### [DATASET EXTRACT]
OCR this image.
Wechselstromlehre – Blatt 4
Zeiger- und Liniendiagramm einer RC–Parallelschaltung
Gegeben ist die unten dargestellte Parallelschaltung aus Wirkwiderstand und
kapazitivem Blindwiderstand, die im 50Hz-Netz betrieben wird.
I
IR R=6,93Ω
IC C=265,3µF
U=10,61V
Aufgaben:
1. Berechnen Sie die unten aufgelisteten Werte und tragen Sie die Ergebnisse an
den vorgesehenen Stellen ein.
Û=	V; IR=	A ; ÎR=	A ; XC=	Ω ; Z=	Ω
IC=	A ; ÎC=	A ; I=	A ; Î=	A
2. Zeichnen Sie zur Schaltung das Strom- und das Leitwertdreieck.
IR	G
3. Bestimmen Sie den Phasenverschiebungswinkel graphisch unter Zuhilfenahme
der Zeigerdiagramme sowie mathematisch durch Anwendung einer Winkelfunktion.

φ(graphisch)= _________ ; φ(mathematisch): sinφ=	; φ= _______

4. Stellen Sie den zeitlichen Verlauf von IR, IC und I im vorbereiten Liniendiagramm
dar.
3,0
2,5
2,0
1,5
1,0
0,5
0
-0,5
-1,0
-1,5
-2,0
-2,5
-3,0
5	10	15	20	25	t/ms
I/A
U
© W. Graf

### [WORK TO DO]
Select all lines in the listing that include the word "einer".

### [RESPONSE TO THE EXERCISE]
Zeiger- und Liniendiagramm einer RC–Parallelschaltung
der Zeigerdiagramme sowie mathematisch durch Anwendung einer Winkelfunktion.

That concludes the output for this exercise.